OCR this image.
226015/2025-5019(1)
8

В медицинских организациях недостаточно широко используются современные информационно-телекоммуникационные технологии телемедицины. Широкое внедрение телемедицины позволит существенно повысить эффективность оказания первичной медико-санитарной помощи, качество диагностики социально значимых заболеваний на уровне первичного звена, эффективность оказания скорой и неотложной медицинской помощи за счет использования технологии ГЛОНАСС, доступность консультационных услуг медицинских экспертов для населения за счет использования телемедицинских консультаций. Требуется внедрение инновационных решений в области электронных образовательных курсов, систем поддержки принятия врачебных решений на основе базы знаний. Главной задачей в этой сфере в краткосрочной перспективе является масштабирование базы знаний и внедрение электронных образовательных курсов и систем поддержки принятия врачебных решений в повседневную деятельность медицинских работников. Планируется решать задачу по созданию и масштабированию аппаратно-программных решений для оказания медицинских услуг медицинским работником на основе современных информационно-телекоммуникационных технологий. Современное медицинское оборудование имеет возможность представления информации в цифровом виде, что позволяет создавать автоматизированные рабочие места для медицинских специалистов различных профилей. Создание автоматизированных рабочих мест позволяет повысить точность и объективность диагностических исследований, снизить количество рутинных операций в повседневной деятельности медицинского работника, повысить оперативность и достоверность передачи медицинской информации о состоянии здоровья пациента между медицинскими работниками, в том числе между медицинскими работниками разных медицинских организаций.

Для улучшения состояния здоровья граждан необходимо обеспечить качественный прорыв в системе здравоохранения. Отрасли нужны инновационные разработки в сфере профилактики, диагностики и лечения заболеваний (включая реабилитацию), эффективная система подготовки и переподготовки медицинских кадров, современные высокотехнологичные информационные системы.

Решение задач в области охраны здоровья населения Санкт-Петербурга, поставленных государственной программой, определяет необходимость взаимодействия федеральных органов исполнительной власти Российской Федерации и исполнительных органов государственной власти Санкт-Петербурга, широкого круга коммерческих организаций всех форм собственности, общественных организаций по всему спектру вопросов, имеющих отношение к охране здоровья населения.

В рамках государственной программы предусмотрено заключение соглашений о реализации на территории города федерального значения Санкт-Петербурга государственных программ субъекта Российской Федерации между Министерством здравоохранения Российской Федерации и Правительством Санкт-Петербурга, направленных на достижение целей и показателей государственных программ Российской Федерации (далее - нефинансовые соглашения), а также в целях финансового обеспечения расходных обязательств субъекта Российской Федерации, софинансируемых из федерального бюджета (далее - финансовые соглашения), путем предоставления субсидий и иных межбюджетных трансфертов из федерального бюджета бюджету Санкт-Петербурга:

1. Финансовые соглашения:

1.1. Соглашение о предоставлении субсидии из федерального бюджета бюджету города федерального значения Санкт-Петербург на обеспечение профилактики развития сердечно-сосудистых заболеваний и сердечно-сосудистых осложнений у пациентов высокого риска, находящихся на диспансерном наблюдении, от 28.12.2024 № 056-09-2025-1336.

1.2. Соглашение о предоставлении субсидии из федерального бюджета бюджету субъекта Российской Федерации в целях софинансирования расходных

◆ ◆ ◆ ◆ ◆

TASK OBJECTIVE: Your task is to print all of the records exactly.

FINISHED TASK:
OCR this image.
226015/2025-5019(1)
8

В медицинских организациях недостаточно широко используются современные информационно-телекоммуникационные технологии телемедицины. Широкое внедрение телемедицины позволит существенно повысить эффективность оказания первичной медико-санитарной помощи, качество диагностики социально значимых заболеваний на уровне первичного звена, эффективность оказания скорой и неотложной медицинской помощи за счет использования технологии ГЛОНАСС, доступность консультационных услуг медицинских экспертов для населения за счет использования телемедицинских консультаций. Требуется внедрение инновационных решений в области электронных образовательных курсов, систем поддержки принятия врачебных решений на основе базы знаний. Главной задачей в этой сфере в краткосрочной перспективе является масштабирование базы знаний и внедрение электронных образовательных курсов и систем поддержки принятия врачебных решений в повседневную деятельность медицинских работников. Планируется решать задачу по созданию и масштабированию аппаратно-программных решений для оказания медицинских услуг медицинским работником на основе современных информационно-телекоммуникационных технологий. Современное медицинское оборудование имеет возможность представления информации в цифровом виде, что позволяет создавать автоматизированные рабочие места для медицинских специалистов различных профилей. Создание автоматизированных рабочих мест позволяет повысить точность и объективность диагностических исследований, снизить количество рутинных операций в повседневной деятельности медицинского работника, повысить оперативность и достоверность передачи медицинской информации о состоянии здоровья пациента между медицинскими работниками, в том числе между медицинскими работниками разных медицинских организаций.

Для улучшения состояния здоровья граждан необходимо обеспечить качественный прорыв в системе здравоохранения. Отрасли нужны инновационные разработки в сфере профилактики, диагностики и лечения заболеваний (включая реабилитацию), эффективная система подготовки и переподготовки медицинских кадров, современные высокотехнологичные информационные системы.

Решение задач в области охраны здоровья населения Санкт-Петербурга, поставленных государственной программой, определяет необходимость взаимодействия федеральных органов исполнительной власти Российской Федерации и исполнительных органов государственной власти Санкт-Петербурга, широкого круга коммерческих организаций всех форм собственности, общественных организаций по всему спектру вопросов, имеющих отношение к охране здоровья населения.

В рамках государственной программы предусмотрено заключение соглашений о реализации на территории города федерального значения Санкт-Петербурга государственных программ субъекта Российской Федерации между Министерством здравоохранения Российской Федерации и Правительством Санкт-Петербурга, направленных на достижение целей и показателей государственных программ Российской Федерации (далее - нефинансовые соглашения), а также в целях финансового обеспечения расходных обязательств субъекта Российской Федерации, софинансируемых из федерального бюджета (далее - финансовые соглашения), путем предоставления субсидий и иных межбюджетных трансфертов из федерального бюджета бюджету Санкт-Петербурга:

1. Финансовые соглашения:

1.1. Соглашение о предоставлении субсидии из федерального бюджета бюджету города федерального значения Санкт-Петербург на обеспечение профилактики развития сердечно-сосудистых заболеваний и сердечно-сосудистых осложнений у пациентов высокого риска, находящихся на диспансерном наблюдении, от 28.12.2024 № 056-09-2025-1336.

1.2. Соглашение о предоставлении субсидии из федерального бюджета бюджету субъекта Российской Федерации в целях софинансирования расходных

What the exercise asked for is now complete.